**GOAL:** Transcribe all the entries word for word, omitting any pictures they contain.

**DATASET RECORDS:**
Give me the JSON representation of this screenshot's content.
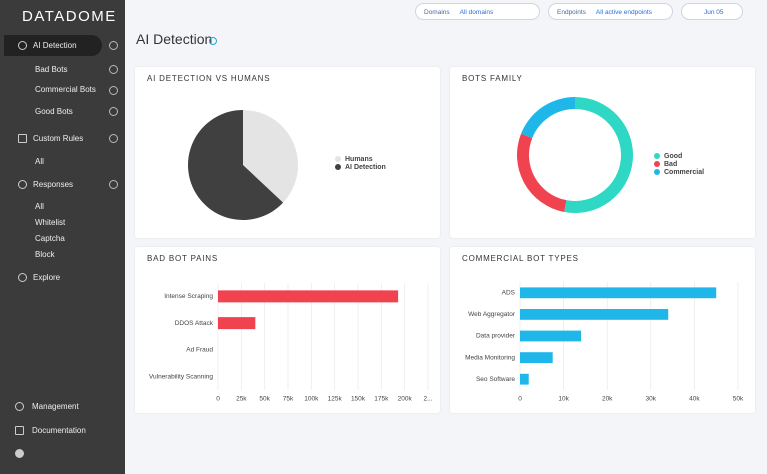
{
  "sidebar": {
    "logo": "DATADOME",
    "menu": [
      "AI Detection",
      "Bad Bots",
      "Commercial Bots",
      "Good Bots",
      "Custom Rules",
      "All",
      "Responses",
      "All",
      "Whitelist",
      "Captcha",
      "Block",
      "Explore"
    ],
    "footer": [
      "Management",
      "Documentation"
    ]
  },
  "topbar": {
    "filters": [
      {
        "label": "Domains",
        "value": "All domains"
      },
      {
        "label": "Endpoints",
        "value": "All active endpoints"
      },
      {
        "value": "Jun 05"
      }
    ]
  },
  "page_title": "AI Detection",
  "chart_data": [
    {
      "type": "pie",
      "title": "AI DETECTION VS HUMANS",
      "categories": [
        "Humans",
        "AI Detection"
      ],
      "values": [
        37,
        63
      ],
      "colors": [
        "#e4e4e4",
        "#404040"
      ]
    },
    {
      "type": "donut",
      "title": "BOTS FAMILY",
      "categories": [
        "Good",
        "Bad",
        "Commercial"
      ],
      "values": [
        53,
        28,
        19
      ],
      "colors": [
        "#2ed8c4",
        "#f0424f",
        "#1fb6ea"
      ]
    },
    {
      "type": "bar",
      "orientation": "horizontal",
      "title": "BAD BOT PAINS",
      "categories": [
        "Intense Scraping",
        "DDOS Attack",
        "Ad Fraud",
        "Vulnerability Scanning"
      ],
      "values": [
        193000,
        40000,
        0,
        0
      ],
      "color": "#f0424f",
      "xlim": [
        0,
        225000
      ],
      "xticks": [
        0,
        {
          "value": 25000,
          "label": "25k"
        },
        {
          "value": 50000,
          "label": "50k"
        },
        {
          "value": 75000,
          "label": "75k"
        },
        {
          "value": 100000,
          "label": "100k"
        },
        {
          "value": 125000,
          "label": "125k"
        },
        {
          "value": 150000,
          "label": "150k"
        },
        {
          "value": 175000,
          "label": "175k"
        },
        {
          "value": 200000,
          "label": "200k"
        },
        {
          "value": 225000,
          "label": "2..."
        }
      ],
      "grid": true
    },
    {
      "type": "bar",
      "orientation": "horizontal",
      "title": "COMMERCIAL BOT TYPES",
      "categories": [
        "ADS",
        "Web Aggregator",
        "Data provider",
        "Media Monitoring",
        "Seo Software"
      ],
      "values": [
        45000,
        34000,
        14000,
        7500,
        2000
      ],
      "color": "#1fb6ea",
      "xlim": [
        0,
        50000
      ],
      "xticks": [
        0,
        {
          "value": 10000,
          "label": "10k"
        },
        {
          "value": 20000,
          "label": "20k"
        },
        {
          "value": 30000,
          "label": "30k"
        },
        {
          "value": 40000,
          "label": "40k"
        },
        {
          "value": 50000,
          "label": "50k"
        }
      ],
      "grid": true
    }
  ]
}
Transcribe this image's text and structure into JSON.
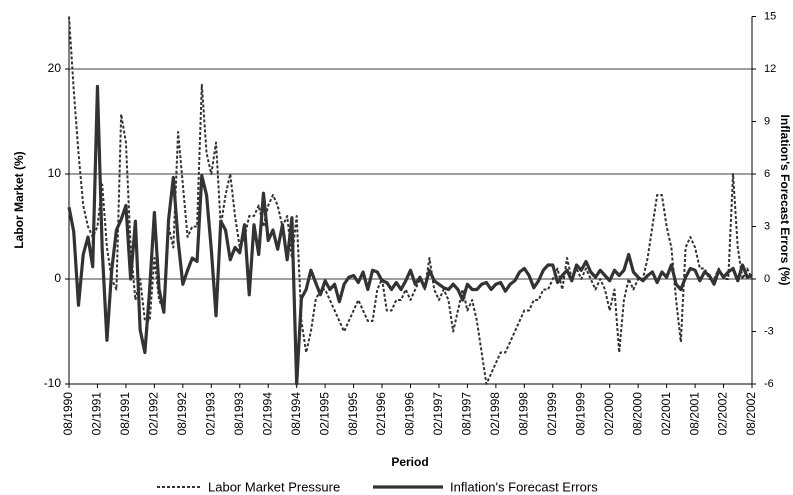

**EXERCISE RESULT:**
Give me the JSON representation of this screenshot's content.
{
  "sidebar": {
    "logo": "DATADOME",
    "menu": [
      "AI Detection",
      "Bad Bots",
      "Commercial Bots",
      "Good Bots",
      "Custom Rules",
      "All",
      "Responses",
      "All",
      "Whitelist",
      "Captcha",
      "Block",
      "Explore"
    ],
    "footer": [
      "Management",
      "Documentation"
    ]
  },
  "topbar": {
    "filters": [
      {
        "label": "Domains",
        "value": "All domains"
      },
      {
        "label": "Endpoints",
        "value": "All active endpoints"
      },
      {
        "value": "Jun 05"
      }
    ]
  },
  "page_title": "AI Detection",
  "chart_data": [
    {
      "type": "pie",
      "title": "AI DETECTION VS HUMANS",
      "categories": [
        "Humans",
        "AI Detection"
      ],
      "values": [
        37,
        63
      ],
      "colors": [
        "#e4e4e4",
        "#404040"
      ]
    },
    {
      "type": "donut",
      "title": "BOTS FAMILY",
      "categories": [
        "Good",
        "Bad",
        "Commercial"
      ],
      "values": [
        53,
        28,
        19
      ],
      "colors": [
        "#2ed8c4",
        "#f0424f",
        "#1fb6ea"
      ]
    },
    {
      "type": "bar",
      "orientation": "horizontal",
      "title": "BAD BOT PAINS",
      "categories": [
        "Intense Scraping",
        "DDOS Attack",
        "Ad Fraud",
        "Vulnerability Scanning"
      ],
      "values": [
        193000,
        40000,
        0,
        0
      ],
      "color": "#f0424f",
      "xlim": [
        0,
        225000
      ],
      "xticks": [
        0,
        {
          "value": 25000,
          "label": "25k"
        },
        {
          "value": 50000,
          "label": "50k"
        },
        {
          "value": 75000,
          "label": "75k"
        },
        {
          "value": 100000,
          "label": "100k"
        },
        {
          "value": 125000,
          "label": "125k"
        },
        {
          "value": 150000,
          "label": "150k"
        },
        {
          "value": 175000,
          "label": "175k"
        },
        {
          "value": 200000,
          "label": "200k"
        },
        {
          "value": 225000,
          "label": "2..."
        }
      ],
      "grid": true
    },
    {
      "type": "bar",
      "orientation": "horizontal",
      "title": "COMMERCIAL BOT TYPES",
      "categories": [
        "ADS",
        "Web Aggregator",
        "Data provider",
        "Media Monitoring",
        "Seo Software"
      ],
      "values": [
        45000,
        34000,
        14000,
        7500,
        2000
      ],
      "color": "#1fb6ea",
      "xlim": [
        0,
        50000
      ],
      "xticks": [
        0,
        {
          "value": 10000,
          "label": "10k"
        },
        {
          "value": 20000,
          "label": "20k"
        },
        {
          "value": 30000,
          "label": "30k"
        },
        {
          "value": 40000,
          "label": "40k"
        },
        {
          "value": 50000,
          "label": "50k"
        }
      ],
      "grid": true
    }
  ]
}
Transcribe this image's text and structure into JSON.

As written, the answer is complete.